━━ Provided records

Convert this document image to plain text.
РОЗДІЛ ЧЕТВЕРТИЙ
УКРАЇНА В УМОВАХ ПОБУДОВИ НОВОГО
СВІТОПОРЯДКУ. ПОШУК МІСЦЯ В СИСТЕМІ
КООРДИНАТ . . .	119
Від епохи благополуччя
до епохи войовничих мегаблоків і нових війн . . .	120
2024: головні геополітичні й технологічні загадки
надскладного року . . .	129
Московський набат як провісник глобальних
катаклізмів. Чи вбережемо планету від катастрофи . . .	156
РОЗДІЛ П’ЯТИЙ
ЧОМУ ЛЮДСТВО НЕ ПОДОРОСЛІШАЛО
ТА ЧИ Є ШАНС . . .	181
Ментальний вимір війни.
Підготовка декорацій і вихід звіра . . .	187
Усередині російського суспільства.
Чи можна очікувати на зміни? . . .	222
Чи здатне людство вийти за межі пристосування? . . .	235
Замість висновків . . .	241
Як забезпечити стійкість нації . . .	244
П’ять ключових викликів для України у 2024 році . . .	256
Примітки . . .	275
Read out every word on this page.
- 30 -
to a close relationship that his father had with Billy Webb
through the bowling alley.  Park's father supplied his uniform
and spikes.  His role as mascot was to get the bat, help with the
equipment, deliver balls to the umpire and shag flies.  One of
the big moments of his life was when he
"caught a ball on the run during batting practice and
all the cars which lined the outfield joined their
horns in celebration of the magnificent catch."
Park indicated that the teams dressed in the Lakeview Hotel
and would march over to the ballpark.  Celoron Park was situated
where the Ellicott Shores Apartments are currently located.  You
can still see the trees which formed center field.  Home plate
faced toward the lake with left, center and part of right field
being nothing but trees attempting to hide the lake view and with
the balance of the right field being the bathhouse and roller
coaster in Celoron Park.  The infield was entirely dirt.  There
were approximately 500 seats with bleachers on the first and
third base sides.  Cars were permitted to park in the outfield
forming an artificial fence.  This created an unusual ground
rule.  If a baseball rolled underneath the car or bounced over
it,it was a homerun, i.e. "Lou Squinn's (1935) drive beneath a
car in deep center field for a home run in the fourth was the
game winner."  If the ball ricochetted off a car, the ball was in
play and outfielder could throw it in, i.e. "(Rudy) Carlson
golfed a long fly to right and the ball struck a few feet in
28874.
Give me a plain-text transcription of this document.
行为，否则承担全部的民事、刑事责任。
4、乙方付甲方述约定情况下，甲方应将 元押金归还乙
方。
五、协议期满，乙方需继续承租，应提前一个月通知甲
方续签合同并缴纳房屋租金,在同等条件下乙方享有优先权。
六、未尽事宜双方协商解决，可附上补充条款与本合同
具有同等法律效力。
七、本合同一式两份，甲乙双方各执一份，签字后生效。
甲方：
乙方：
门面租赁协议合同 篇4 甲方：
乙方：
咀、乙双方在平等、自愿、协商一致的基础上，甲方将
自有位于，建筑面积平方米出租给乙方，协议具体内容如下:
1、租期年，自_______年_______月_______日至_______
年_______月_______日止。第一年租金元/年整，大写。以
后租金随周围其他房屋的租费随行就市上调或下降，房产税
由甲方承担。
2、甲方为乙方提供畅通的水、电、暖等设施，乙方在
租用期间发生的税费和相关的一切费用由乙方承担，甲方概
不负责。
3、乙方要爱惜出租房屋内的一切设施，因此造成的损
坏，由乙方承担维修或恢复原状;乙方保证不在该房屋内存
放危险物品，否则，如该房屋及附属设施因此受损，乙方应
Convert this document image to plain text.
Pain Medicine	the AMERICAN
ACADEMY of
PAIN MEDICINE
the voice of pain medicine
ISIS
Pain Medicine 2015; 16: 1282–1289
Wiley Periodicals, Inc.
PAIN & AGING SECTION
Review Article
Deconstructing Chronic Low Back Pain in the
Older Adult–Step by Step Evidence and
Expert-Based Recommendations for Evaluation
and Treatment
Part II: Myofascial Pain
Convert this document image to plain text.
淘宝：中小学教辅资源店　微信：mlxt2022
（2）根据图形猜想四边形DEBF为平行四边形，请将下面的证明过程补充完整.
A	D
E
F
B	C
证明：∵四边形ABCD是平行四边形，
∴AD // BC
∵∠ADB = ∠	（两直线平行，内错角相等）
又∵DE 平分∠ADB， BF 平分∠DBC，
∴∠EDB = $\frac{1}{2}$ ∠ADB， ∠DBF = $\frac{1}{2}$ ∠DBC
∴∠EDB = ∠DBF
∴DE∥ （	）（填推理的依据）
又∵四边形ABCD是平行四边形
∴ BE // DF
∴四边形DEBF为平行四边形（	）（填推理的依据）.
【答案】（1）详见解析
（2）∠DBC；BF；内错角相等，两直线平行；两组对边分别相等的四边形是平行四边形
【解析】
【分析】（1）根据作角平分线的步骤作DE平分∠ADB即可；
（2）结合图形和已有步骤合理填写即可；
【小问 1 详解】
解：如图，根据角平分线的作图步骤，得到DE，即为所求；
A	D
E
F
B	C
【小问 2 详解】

━━━━

To do → Collect the lines of the records that include the string "епохи".

Correct answer →
Від епохи благополуччя
до епохи войовничих мегаблоків і нових війн . . .	120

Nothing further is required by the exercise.